▶ **GOAL OF THE EXERCISE**:
Type the records out again in full, exactly.

▶ **Dataset entries**:

-- START --

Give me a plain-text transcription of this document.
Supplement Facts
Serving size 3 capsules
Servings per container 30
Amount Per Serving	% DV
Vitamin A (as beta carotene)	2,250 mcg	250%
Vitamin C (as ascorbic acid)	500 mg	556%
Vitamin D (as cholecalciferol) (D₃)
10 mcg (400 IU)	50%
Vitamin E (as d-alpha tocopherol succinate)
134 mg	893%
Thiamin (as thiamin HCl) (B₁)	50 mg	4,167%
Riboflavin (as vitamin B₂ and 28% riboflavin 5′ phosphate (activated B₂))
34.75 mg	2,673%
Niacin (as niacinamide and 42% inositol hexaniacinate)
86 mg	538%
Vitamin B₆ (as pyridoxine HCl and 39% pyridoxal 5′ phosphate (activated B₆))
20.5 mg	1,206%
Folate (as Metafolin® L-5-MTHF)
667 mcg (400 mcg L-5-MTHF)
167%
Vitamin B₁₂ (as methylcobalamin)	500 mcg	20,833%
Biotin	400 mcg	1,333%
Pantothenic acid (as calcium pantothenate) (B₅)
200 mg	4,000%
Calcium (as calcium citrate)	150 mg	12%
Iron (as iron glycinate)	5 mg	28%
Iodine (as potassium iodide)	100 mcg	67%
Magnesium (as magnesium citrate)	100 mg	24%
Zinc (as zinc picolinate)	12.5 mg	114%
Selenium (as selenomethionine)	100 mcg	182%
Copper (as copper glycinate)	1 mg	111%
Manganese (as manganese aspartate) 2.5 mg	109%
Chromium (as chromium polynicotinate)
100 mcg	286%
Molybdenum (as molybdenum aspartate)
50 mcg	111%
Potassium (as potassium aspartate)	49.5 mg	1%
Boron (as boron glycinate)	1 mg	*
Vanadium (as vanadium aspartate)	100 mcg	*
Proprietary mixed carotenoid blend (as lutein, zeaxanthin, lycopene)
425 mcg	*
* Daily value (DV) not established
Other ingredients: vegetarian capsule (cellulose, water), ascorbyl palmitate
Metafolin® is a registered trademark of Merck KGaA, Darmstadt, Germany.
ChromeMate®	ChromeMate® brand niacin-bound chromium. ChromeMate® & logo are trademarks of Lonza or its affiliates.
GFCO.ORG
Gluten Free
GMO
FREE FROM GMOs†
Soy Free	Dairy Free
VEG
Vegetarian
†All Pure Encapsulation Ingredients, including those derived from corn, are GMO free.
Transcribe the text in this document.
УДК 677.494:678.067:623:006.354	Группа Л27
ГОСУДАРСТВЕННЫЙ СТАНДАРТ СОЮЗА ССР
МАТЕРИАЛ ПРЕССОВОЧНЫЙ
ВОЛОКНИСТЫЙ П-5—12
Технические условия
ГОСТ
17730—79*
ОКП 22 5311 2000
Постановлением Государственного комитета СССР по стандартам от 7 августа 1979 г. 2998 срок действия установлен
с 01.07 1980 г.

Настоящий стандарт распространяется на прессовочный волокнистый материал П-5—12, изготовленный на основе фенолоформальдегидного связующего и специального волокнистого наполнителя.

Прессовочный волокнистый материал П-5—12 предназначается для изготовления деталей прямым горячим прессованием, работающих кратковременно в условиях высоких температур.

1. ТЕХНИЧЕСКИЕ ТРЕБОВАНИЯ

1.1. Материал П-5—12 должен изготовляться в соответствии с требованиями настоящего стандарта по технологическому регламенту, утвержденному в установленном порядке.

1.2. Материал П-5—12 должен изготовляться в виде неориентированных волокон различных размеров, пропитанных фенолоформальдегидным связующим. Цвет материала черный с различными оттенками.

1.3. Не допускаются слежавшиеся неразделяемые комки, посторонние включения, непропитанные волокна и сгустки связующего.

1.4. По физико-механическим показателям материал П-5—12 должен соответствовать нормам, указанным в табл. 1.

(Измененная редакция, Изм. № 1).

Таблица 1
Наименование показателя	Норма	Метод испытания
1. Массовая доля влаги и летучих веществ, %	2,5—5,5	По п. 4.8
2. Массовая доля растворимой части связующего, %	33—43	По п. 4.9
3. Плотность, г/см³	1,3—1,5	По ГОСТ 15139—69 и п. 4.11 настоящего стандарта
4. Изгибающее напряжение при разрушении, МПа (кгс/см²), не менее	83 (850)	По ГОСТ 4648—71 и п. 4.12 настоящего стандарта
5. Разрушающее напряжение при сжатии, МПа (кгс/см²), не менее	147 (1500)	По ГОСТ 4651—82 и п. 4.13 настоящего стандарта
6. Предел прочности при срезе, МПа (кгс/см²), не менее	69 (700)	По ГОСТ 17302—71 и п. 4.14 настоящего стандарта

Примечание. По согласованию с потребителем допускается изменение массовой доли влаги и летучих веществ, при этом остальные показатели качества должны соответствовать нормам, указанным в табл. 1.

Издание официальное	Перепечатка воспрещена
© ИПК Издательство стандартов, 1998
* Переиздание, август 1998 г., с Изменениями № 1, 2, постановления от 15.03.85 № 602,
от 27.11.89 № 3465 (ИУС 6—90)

-- END --

▶ **FULL ANSWER**:
Give me a plain-text transcription of this document.
Supplement Facts
Serving size 3 capsules
Servings per container 30
Amount Per Serving	% DV
Vitamin A (as beta carotene)	2,250 mcg	250%
Vitamin C (as ascorbic acid)	500 mg	556%
Vitamin D (as cholecalciferol) (D₃)
10 mcg (400 IU)	50%
Vitamin E (as d-alpha tocopherol succinate)
134 mg	893%
Thiamin (as thiamin HCl) (B₁)	50 mg	4,167%
Riboflavin (as vitamin B₂ and 28% riboflavin 5′ phosphate (activated B₂))
34.75 mg	2,673%
Niacin (as niacinamide and 42% inositol hexaniacinate)
86 mg	538%
Vitamin B₆ (as pyridoxine HCl and 39% pyridoxal 5′ phosphate (activated B₆))
20.5 mg	1,206%
Folate (as Metafolin® L-5-MTHF)
667 mcg (400 mcg L-5-MTHF)
167%
Vitamin B₁₂ (as methylcobalamin)	500 mcg	20,833%
Biotin	400 mcg	1,333%
Pantothenic acid (as calcium pantothenate) (B₅)
200 mg	4,000%
Calcium (as calcium citrate)	150 mg	12%
Iron (as iron glycinate)	5 mg	28%
Iodine (as potassium iodide)	100 mcg	67%
Magnesium (as magnesium citrate)	100 mg	24%
Zinc (as zinc picolinate)	12.5 mg	114%
Selenium (as selenomethionine)	100 mcg	182%
Copper (as copper glycinate)	1 mg	111%
Manganese (as manganese aspartate) 2.5 mg	109%
Chromium (as chromium polynicotinate)
100 mcg	286%
Molybdenum (as molybdenum aspartate)
50 mcg	111%
Potassium (as potassium aspartate)	49.5 mg	1%
Boron (as boron glycinate)	1 mg	*
Vanadium (as vanadium aspartate)	100 mcg	*
Proprietary mixed carotenoid blend (as lutein, zeaxanthin, lycopene)
425 mcg	*
* Daily value (DV) not established
Other ingredients: vegetarian capsule (cellulose, water), ascorbyl palmitate
Metafolin® is a registered trademark of Merck KGaA, Darmstadt, Germany.
ChromeMate®	ChromeMate® brand niacin-bound chromium. ChromeMate® & logo are trademarks of Lonza or its affiliates.
GFCO.ORG
Gluten Free
GMO
FREE FROM GMOs†
Soy Free	Dairy Free
VEG
Vegetarian
†All Pure Encapsulation Ingredients, including those derived from corn, are GMO free.
Transcribe the text in this document.
УДК 677.494:678.067:623:006.354	Группа Л27
ГОСУДАРСТВЕННЫЙ СТАНДАРТ СОЮЗА ССР
МАТЕРИАЛ ПРЕССОВОЧНЫЙ
ВОЛОКНИСТЫЙ П-5—12
Технические условия
ГОСТ
17730—79*
ОКП 22 5311 2000
Постановлением Государственного комитета СССР по стандартам от 7 августа 1979 г. 2998 срок действия установлен
с 01.07 1980 г.

Настоящий стандарт распространяется на прессовочный волокнистый материал П-5—12, изготовленный на основе фенолоформальдегидного связующего и специального волокнистого наполнителя.

Прессовочный волокнистый материал П-5—12 предназначается для изготовления деталей прямым горячим прессованием, работающих кратковременно в условиях высоких температур.

1. ТЕХНИЧЕСКИЕ ТРЕБОВАНИЯ

1.1. Материал П-5—12 должен изготовляться в соответствии с требованиями настоящего стандарта по технологическому регламенту, утвержденному в установленном порядке.

1.2. Материал П-5—12 должен изготовляться в виде неориентированных волокон различных размеров, пропитанных фенолоформальдегидным связующим. Цвет материала черный с различными оттенками.

1.3. Не допускаются слежавшиеся неразделяемые комки, посторонние включения, непропитанные волокна и сгустки связующего.

1.4. По физико-механическим показателям материал П-5—12 должен соответствовать нормам, указанным в табл. 1.

(Измененная редакция, Изм. № 1).

Таблица 1
Наименование показателя	Норма	Метод испытания
1. Массовая доля влаги и летучих веществ, %	2,5—5,5	По п. 4.8
2. Массовая доля растворимой части связующего, %	33—43	По п. 4.9
3. Плотность, г/см³	1,3—1,5	По ГОСТ 15139—69 и п. 4.11 настоящего стандарта
4. Изгибающее напряжение при разрушении, МПа (кгс/см²), не менее	83 (850)	По ГОСТ 4648—71 и п. 4.12 настоящего стандарта
5. Разрушающее напряжение при сжатии, МПа (кгс/см²), не менее	147 (1500)	По ГОСТ 4651—82 и п. 4.13 настоящего стандарта
6. Предел прочности при срезе, МПа (кгс/см²), не менее	69 (700)	По ГОСТ 17302—71 и п. 4.14 настоящего стандарта

Примечание. По согласованию с потребителем допускается изменение массовой доли влаги и летучих веществ, при этом остальные показатели качества должны соответствовать нормам, указанным в табл. 1.

Издание официальное	Перепечатка воспрещена
© ИПК Издательство стандартов, 1998
* Переиздание, август 1998 г., с Изменениями № 1, 2, постановления от 15.03.85 № 602,
от 27.11.89 № 3465 (ИУС 6—90)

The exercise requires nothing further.